Records to use:
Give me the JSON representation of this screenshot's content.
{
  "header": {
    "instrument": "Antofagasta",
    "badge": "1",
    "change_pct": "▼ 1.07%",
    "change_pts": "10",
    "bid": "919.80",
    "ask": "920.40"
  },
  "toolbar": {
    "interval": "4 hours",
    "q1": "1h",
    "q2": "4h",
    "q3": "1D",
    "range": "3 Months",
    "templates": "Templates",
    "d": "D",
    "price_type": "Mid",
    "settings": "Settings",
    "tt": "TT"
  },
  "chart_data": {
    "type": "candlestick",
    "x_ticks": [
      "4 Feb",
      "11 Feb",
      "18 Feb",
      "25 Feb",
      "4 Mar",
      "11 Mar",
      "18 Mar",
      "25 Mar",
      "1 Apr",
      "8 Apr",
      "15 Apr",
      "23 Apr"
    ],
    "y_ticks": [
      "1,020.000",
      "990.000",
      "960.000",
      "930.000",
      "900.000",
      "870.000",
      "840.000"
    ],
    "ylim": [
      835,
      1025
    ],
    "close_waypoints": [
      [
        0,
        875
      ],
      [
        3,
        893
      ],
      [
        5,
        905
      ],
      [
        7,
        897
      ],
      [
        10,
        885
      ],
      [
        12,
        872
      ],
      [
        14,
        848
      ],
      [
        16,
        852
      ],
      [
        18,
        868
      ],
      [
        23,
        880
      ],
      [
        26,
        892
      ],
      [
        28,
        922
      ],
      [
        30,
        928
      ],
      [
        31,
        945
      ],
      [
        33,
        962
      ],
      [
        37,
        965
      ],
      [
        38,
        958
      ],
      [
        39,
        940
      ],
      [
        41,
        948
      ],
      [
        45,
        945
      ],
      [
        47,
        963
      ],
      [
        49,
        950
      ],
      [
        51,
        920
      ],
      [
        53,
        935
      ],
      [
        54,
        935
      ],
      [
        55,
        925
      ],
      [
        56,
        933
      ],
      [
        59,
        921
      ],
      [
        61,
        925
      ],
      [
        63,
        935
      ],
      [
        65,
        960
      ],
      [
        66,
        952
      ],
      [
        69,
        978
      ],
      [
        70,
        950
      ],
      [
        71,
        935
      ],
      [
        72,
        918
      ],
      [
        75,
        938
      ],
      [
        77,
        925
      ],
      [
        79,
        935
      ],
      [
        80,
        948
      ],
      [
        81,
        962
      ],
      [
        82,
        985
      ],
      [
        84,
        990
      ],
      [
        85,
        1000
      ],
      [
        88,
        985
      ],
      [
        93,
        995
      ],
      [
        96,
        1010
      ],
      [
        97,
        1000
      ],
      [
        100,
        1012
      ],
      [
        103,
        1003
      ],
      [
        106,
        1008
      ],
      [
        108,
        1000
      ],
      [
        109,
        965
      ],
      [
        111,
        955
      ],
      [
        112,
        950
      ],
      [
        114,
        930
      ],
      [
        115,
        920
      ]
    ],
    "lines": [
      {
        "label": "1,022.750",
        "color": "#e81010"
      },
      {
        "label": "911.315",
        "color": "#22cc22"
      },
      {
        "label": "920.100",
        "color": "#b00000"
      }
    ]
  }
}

What to do:
Report each line of the material above where the word "color" appears.

Output:
        "color": "#e81010"
        "color": "#22cc22"
        "color": "#b00000"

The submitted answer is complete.